## Written request
Go through the listing and return every line with "Wake" in it.

(Stored data)
==*==

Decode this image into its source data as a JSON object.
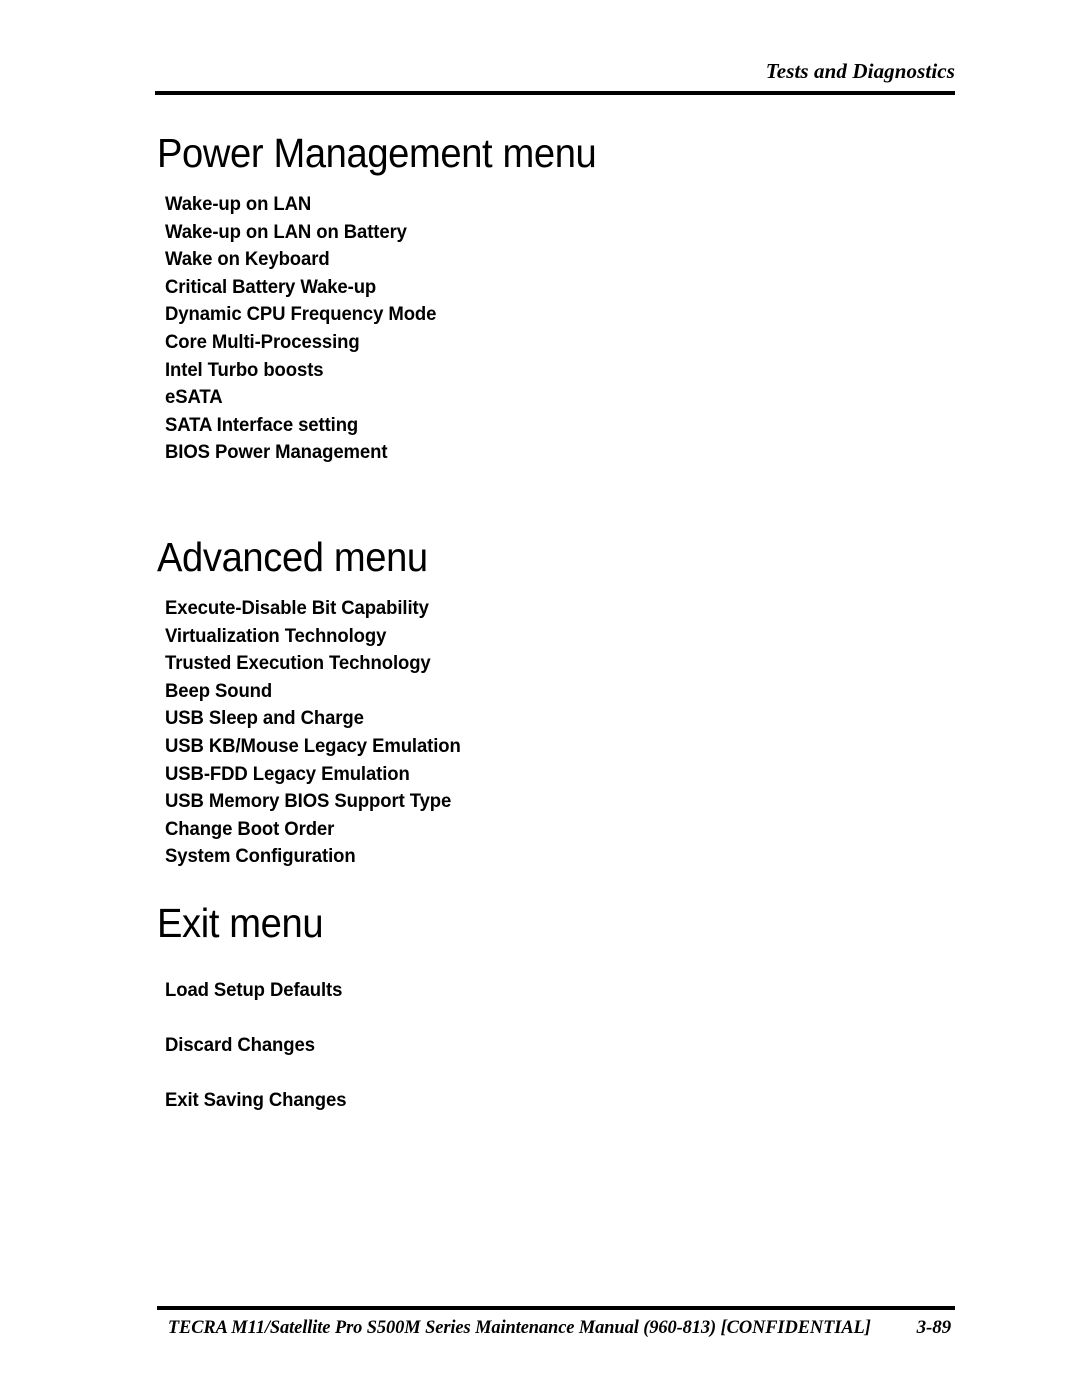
{
  "header": {
    "title": "Tests and Diagnostics"
  },
  "sections": [
    {
      "id": "power",
      "heading": "Power Management menu",
      "items": [
        "Wake-up on LAN",
        "Wake-up on LAN on Battery",
        "Wake on Keyboard",
        "Critical Battery Wake-up",
        "Dynamic CPU Frequency Mode",
        "Core Multi-Processing",
        "Intel Turbo boosts",
        "eSATA",
        "SATA Interface setting",
        "BIOS Power Management"
      ]
    },
    {
      "id": "advanced",
      "heading": "Advanced menu",
      "items": [
        "Execute-Disable Bit Capability",
        "Virtualization Technology",
        "Trusted Execution Technology",
        "Beep Sound",
        "USB Sleep and Charge",
        "USB KB/Mouse Legacy Emulation",
        "USB-FDD Legacy Emulation",
        "USB Memory BIOS Support Type",
        "Change Boot Order",
        "System Configuration"
      ]
    },
    {
      "id": "exit",
      "heading": "Exit menu",
      "items": [
        "Load Setup Defaults",
        "Discard Changes",
        "Exit Saving Changes"
      ]
    }
  ],
  "footer": {
    "text": "TECRA M11/Satellite Pro S500M Series Maintenance Manual (960-813) [CONFIDENTIAL]",
    "page_number": "3-89"
  },
  "colors": {
    "page_background": "#ffffff",
    "text": "#000000",
    "rule": "#000000"
  }
}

==*==

## Answer
        "Wake-up on LAN",
        "Wake-up on LAN on Battery",
        "Wake on Keyboard",
        "Critical Battery Wake-up",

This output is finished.